++++ Stored rows

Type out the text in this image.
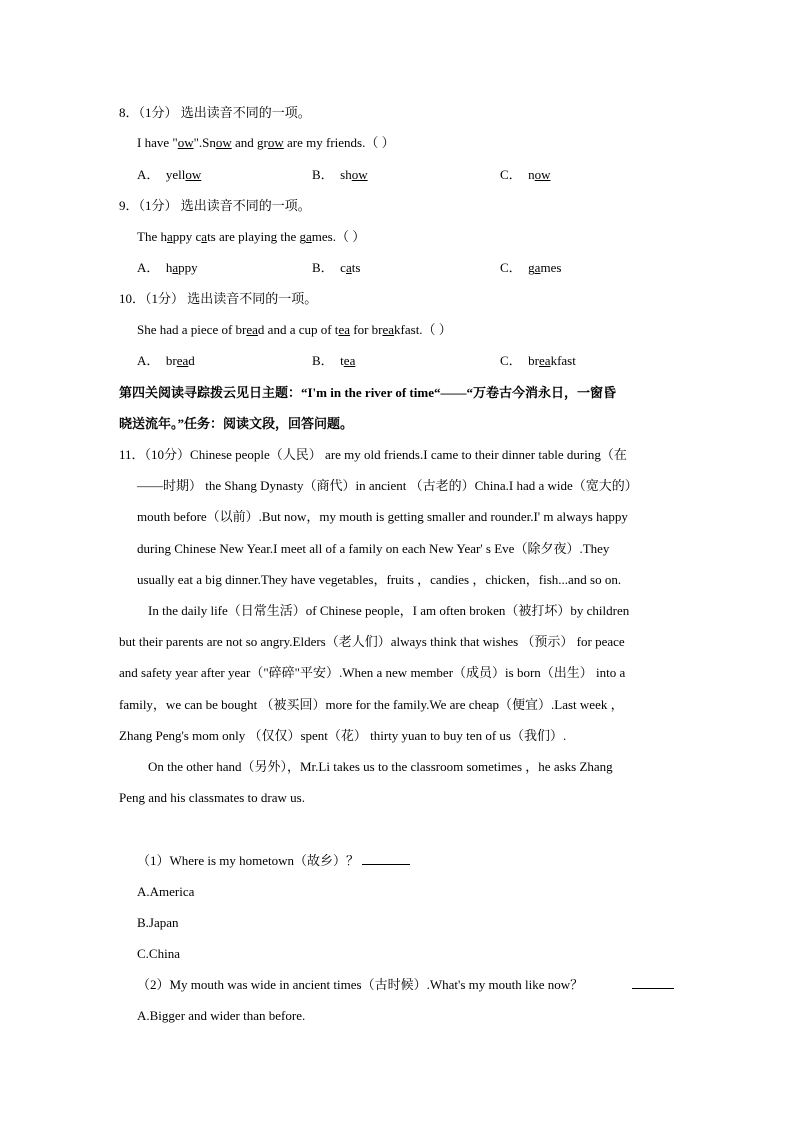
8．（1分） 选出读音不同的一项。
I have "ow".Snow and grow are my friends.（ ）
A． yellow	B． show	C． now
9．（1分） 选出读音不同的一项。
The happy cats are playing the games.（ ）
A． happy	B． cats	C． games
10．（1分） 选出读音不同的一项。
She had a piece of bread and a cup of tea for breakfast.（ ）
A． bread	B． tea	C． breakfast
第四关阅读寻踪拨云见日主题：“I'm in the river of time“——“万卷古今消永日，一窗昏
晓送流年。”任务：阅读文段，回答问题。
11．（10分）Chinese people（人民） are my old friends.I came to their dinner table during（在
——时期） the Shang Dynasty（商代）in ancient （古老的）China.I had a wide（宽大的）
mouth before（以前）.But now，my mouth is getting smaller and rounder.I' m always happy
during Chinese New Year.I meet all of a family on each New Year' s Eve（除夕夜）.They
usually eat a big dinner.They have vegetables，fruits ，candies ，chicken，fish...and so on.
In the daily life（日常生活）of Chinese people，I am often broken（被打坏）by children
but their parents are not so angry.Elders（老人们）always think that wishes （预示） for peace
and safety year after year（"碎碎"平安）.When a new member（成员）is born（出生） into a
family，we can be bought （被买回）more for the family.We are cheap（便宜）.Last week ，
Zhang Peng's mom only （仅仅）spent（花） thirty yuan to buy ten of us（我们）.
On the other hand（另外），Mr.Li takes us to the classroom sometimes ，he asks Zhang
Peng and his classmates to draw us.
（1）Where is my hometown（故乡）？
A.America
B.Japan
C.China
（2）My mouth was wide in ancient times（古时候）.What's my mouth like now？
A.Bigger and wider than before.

++++++++
++++ Stored rows

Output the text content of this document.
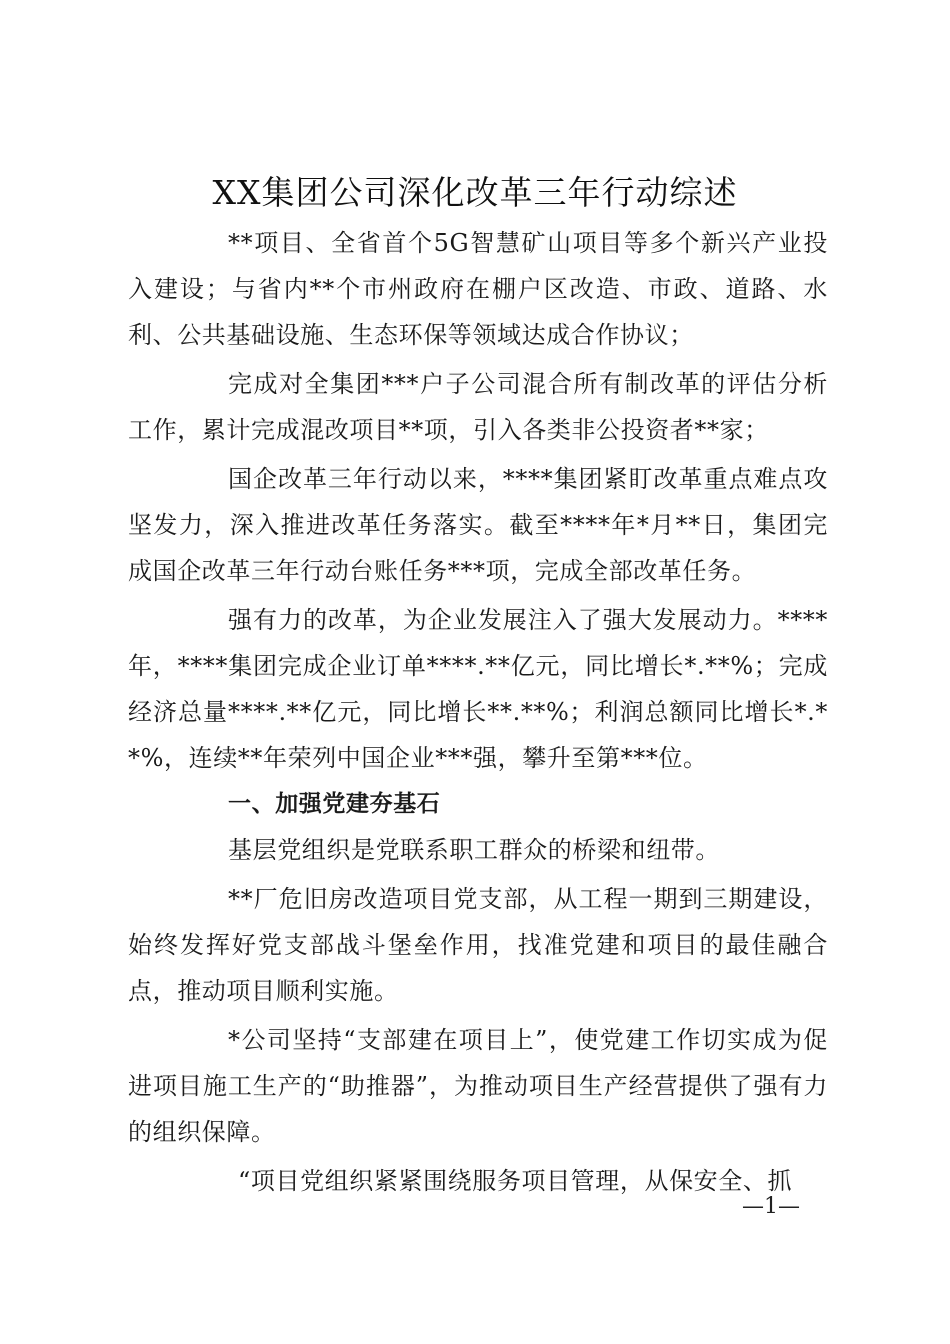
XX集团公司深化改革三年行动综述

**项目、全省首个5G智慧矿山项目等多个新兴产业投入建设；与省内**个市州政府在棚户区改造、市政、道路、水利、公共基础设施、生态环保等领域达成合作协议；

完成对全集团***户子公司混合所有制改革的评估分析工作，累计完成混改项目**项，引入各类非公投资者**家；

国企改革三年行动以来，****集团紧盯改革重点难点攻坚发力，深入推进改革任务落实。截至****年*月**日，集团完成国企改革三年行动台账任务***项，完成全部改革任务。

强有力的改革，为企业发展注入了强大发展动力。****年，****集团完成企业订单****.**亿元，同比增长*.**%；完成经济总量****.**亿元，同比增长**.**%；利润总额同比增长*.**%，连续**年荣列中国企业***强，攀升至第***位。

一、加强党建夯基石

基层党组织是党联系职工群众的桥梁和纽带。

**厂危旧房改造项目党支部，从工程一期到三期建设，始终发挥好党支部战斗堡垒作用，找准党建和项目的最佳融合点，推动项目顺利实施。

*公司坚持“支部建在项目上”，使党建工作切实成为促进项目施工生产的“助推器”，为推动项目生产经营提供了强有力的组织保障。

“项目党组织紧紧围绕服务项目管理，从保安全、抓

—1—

++++++++

→ Exercise directions
Search the entries for the word "cats" and pick out every line that holds it.

→ Response for this exercise
The happy cats are playing the games.（ ）
A． happy	B． cats	C． games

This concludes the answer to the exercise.